### BRIEF
Put every line of the records below into a Markdown table with the columns Number and Text, numbering the rows in order and skipping blank lines. Leave the pictures out.

[Items from a dataset]
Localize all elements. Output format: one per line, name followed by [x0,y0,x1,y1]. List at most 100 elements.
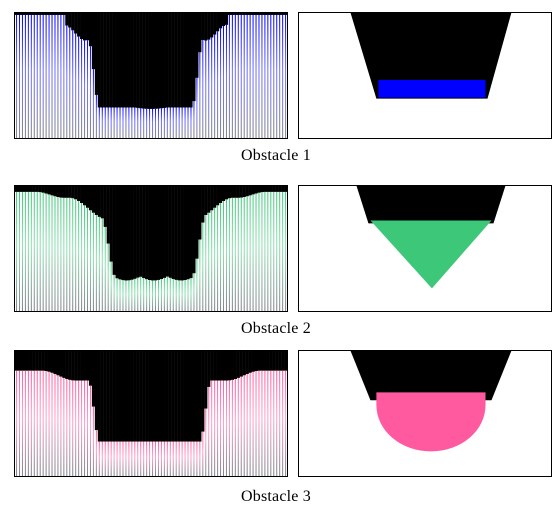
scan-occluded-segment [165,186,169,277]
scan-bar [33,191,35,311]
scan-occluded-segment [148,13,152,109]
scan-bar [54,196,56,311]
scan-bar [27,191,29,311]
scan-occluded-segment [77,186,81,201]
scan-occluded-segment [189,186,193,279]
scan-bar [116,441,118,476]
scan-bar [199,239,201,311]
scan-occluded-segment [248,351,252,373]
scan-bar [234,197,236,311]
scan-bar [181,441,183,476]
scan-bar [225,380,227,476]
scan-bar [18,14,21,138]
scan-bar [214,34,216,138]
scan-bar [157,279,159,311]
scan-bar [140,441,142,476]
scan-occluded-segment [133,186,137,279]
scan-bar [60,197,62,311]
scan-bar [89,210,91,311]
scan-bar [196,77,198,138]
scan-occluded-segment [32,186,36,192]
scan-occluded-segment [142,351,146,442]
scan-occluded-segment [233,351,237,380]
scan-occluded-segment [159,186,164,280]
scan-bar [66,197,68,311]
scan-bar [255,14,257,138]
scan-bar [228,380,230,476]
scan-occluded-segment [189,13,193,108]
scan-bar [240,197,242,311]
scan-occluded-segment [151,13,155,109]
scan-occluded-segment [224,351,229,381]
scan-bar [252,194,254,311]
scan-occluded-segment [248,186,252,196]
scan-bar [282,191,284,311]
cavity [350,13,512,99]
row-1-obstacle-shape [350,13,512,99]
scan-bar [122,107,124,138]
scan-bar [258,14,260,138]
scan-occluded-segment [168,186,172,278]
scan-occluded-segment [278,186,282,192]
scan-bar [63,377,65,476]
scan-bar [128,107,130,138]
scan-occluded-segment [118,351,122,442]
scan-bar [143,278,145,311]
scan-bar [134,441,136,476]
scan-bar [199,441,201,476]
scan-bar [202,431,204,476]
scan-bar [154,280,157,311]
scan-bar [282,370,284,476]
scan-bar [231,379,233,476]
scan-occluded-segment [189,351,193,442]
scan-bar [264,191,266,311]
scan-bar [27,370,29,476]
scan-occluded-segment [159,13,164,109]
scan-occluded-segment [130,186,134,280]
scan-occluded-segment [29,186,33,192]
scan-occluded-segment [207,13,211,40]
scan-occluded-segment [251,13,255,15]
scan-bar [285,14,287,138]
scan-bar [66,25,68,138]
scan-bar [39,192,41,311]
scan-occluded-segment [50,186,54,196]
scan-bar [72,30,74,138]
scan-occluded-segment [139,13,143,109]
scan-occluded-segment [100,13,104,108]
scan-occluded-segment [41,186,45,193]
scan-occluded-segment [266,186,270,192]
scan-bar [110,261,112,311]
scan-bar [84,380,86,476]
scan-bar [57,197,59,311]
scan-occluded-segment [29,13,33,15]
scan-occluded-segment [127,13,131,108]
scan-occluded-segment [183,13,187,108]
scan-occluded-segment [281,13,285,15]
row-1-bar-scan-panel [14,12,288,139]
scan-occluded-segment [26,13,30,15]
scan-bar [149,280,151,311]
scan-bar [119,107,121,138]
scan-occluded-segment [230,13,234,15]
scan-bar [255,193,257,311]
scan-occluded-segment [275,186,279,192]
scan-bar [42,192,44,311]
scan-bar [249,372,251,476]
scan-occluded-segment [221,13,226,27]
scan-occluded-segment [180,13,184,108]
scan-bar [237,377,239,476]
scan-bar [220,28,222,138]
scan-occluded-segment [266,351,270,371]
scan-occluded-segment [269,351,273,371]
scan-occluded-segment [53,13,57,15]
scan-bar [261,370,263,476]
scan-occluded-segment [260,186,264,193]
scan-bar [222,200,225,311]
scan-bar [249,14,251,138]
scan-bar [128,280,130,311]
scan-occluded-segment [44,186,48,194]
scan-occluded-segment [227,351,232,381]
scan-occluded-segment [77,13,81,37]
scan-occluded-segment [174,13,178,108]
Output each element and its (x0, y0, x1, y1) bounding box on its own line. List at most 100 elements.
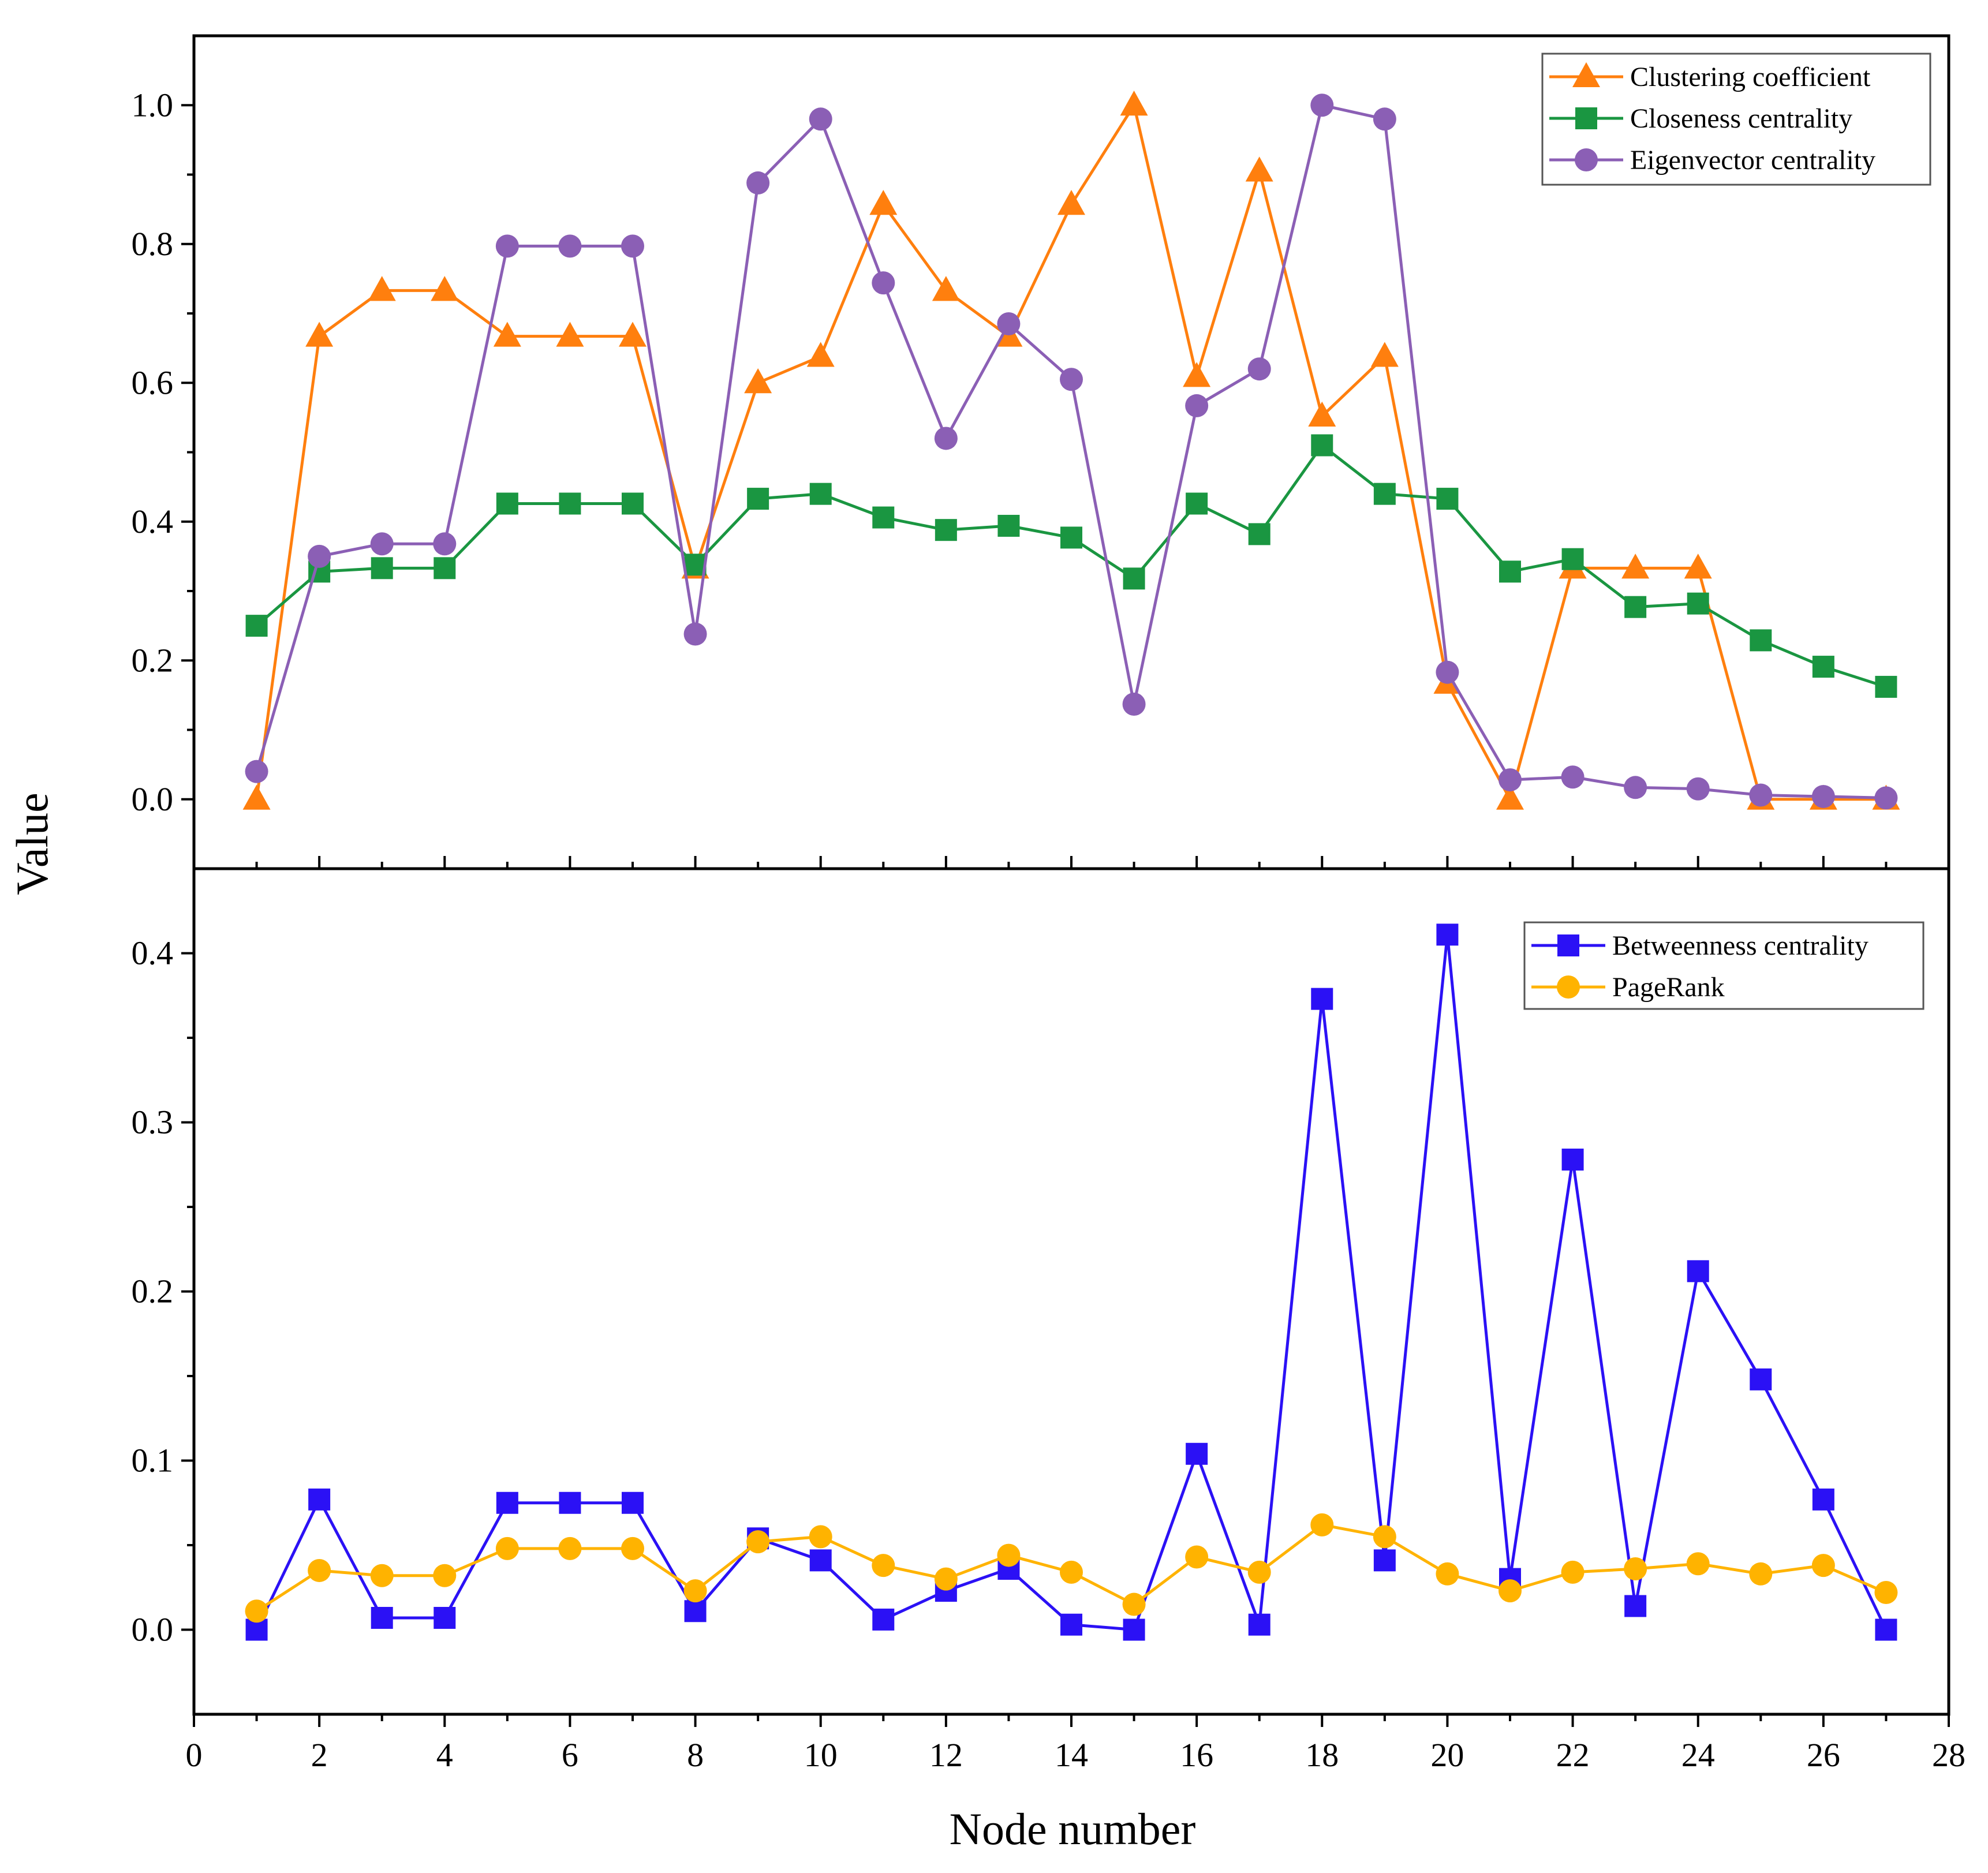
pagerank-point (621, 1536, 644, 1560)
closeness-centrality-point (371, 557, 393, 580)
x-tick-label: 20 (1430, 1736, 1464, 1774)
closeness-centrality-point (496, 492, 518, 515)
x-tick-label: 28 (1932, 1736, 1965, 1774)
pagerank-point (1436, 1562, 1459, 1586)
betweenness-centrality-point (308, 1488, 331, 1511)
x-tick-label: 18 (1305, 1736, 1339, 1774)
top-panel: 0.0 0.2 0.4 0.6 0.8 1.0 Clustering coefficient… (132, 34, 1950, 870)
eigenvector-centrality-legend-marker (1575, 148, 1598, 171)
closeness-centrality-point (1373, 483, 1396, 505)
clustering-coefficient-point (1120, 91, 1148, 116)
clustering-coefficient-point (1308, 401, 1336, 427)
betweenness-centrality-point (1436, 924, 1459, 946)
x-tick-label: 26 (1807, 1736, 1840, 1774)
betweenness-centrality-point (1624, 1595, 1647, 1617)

### COMPLETE OUTPUT
| Number | Text |
|---|---|
| 1 | Localize all elements. Output format: one per line, name followed by [x0,y0,x1,y1]. List at most 100 elements. |
| 2 | scan-occluded-segment [165,186,169,277] |
| 3 | scan-bar [33,191,35,311] |
| 4 | scan-occluded-segment [148,13,152,109] |
| 5 | scan-bar [54,196,56,311] |
| 6 | scan-bar [27,191,29,311] |
| 7 | scan-occluded-segment [77,186,81,201] |
| 8 | scan-occluded-segment [189,186,193,279] |
| 9 | scan-bar [116,441,118,476] |
| 10 | scan-bar [199,239,201,311] |
| 11 | scan-occluded-segment [248,351,252,373] |
| 12 | scan-bar [234,197,236,311] |
| 13 | scan-bar [181,441,183,476] |
| 14 | scan-bar [225,380,227,476] |
| 15 | scan-bar [18,14,21,138] |
| 16 | scan-bar [214,34,216,138] |
| 17 | scan-bar [157,279,159,311] |
| 18 | scan-bar [140,441,142,476] |
| 19 | scan-occluded-segment [133,186,137,279] |
| 20 | scan-bar [60,197,62,311] |
| 21 | scan-bar [89,210,91,311] |
| 22 | scan-bar [196,77,198,138] |
| 23 | scan-occluded-segment [32,186,36,192] |
| 24 | scan-occluded-segment [142,351,146,442] |
| 25 | scan-occluded-segment [233,351,237,380] |
| 26 | scan-occluded-segment [159,186,164,280] |
| 27 | scan-bar [66,197,68,311] |
| 28 | scan-bar [255,14,257,138] |
| 29 | scan-bar [228,380,230,476] |
| 30 | scan-occluded-segment [189,13,193,108] |
| 31 | scan-bar [240,197,242,311] |
| 32 | scan-occluded-segment [151,13,155,109] |
| 33 | scan-occluded-segment [224,351,229,381] |
| 34 | scan-bar [252,194,254,311] |
| 35 | scan-occluded-segment [248,186,252,196] |
| 36 | scan-bar [282,191,284,311] |
| 37 | cavity [350,13,512,99] |
| 38 | row-1-obstacle-shape [350,13,512,99] |
| 39 | scan-bar [122,107,124,138] |
| 40 | scan-bar [258,14,260,138] |
| 41 | scan-occluded-segment [168,186,172,278] |
| 42 | scan-occluded-segment [278,186,282,192] |
| 43 | scan-bar [63,377,65,476] |
| 44 | scan-bar [128,107,130,138] |
| 45 | scan-occluded-segment [118,351,122,442] |
| 46 | scan-bar [143,278,145,311] |
| 47 | scan-bar [134,441,136,476] |
| 48 | scan-bar [199,441,201,476] |
| 49 | scan-bar [202,431,204,476] |
| 50 | scan-bar [154,280,157,311] |
| 51 | scan-bar [282,370,284,476] |
| 52 | scan-bar [231,379,233,476] |
| 53 | scan-occluded-segment [189,351,193,442] |
| 54 | scan-bar [264,191,266,311] |
| 55 | scan-bar [27,370,29,476] |
| 56 | scan-occluded-segment [159,13,164,109] |
| 57 | scan-occluded-segment [130,186,134,280] |
| 58 | scan-occluded-segment [29,186,33,192] |
| 59 | scan-occluded-segment [207,13,211,40] |
| 60 | scan-occluded-segment [251,13,255,15] |
| 61 | scan-bar [285,14,287,138] |
| 62 | scan-bar [66,25,68,138] |
| 63 | scan-bar [39,192,41,311] |
| 64 | scan-occluded-segment [50,186,54,196] |
| 65 | scan-bar [72,30,74,138] |
| 66 | scan-occluded-segment [139,13,143,109] |
| 67 | scan-occluded-segment [100,13,104,108] |
| 68 | scan-occluded-segment [41,186,45,193] |
| 69 | scan-occluded-segment [266,186,270,192] |
| 70 | scan-bar [110,261,112,311] |
| 71 | scan-bar [84,380,86,476] |
| 72 | scan-bar [57,197,59,311] |
| 73 | scan-occluded-segment [29,13,33,15] |
| 74 | scan-occluded-segment [127,13,131,108] |
| 75 | scan-occluded-segment [183,13,187,108] |
| 76 | scan-occluded-segment [281,13,285,15] |
| 77 | row-1-bar-scan-panel [14,12,288,139] |
| 78 | scan-occluded-segment [26,13,30,15] |
| 79 | scan-bar [149,280,151,311] |
| 80 | scan-bar [119,107,121,138] |
| 81 | scan-occluded-segment [230,13,234,15] |
| 82 | scan-bar [255,193,257,311] |
| 83 | scan-occluded-segment [275,186,279,192] |
| 84 | scan-bar [42,192,44,311] |
| 85 | scan-bar [249,372,251,476] |
| 86 | scan-occluded-segment [221,13,226,27] |
| 87 | scan-occluded-segment [180,13,184,108] |
| 88 | scan-bar [237,377,239,476] |
| 89 | scan-bar [220,28,222,138] |
| 90 | scan-occluded-segment [266,351,270,371] |
| 91 | scan-occluded-segment [269,351,273,371] |
| 92 | scan-occluded-segment [53,13,57,15] |
| 93 | scan-bar [261,370,263,476] |
| 94 | scan-occluded-segment [260,186,264,193] |
| 95 | scan-bar [222,200,225,311] |
| 96 | scan-bar [249,14,251,138] |
| 97 | scan-bar [128,280,130,311] |
| 98 | scan-occluded-segment [44,186,48,194] |
| 99 | scan-occluded-segment [227,351,232,381] |
| 100 | scan-occluded-segment [77,13,81,37] |
| 101 | scan-occluded-segment [174,13,178,108] |
| 102 | Output each element and its (x0, y0, x1, y1) bounding box on its own line. List at most 100 elements. |
| 103 | pagerank-point (621, 1536, 644, 1560) |
| 104 | closeness-centrality-point (371, 557, 393, 580) |
| 105 | x-tick-label: 20 (1430, 1736, 1464, 1774) |
| 106 | closeness-centrality-point (496, 492, 518, 515) |
| 107 | x-tick-label: 28 (1932, 1736, 1965, 1774) |
| 108 | pagerank-point (1436, 1562, 1459, 1586) |
| 109 | betweenness-centrality-point (308, 1488, 331, 1511) |
| 110 | x-tick-label: 18 (1305, 1736, 1339, 1774) |
| 111 | top-panel: 0.0 0.2 0.4 0.6 0.8 1.0 Clustering coefficient… (132, 34, 1950, 870) |
| 112 | eigenvector-centrality-legend-marker (1575, 148, 1598, 171) |
| 113 | closeness-centrality-point (1373, 483, 1396, 505) |
| 114 | clustering-coefficient-point (1120, 91, 1148, 116) |
| 115 | clustering-coefficient-point (1308, 401, 1336, 427) |
| 116 | betweenness-centrality-point (1436, 924, 1459, 946) |
| 117 | x-tick-label: 26 (1807, 1736, 1840, 1774) |
| 118 | betweenness-centrality-point (1624, 1595, 1647, 1617) |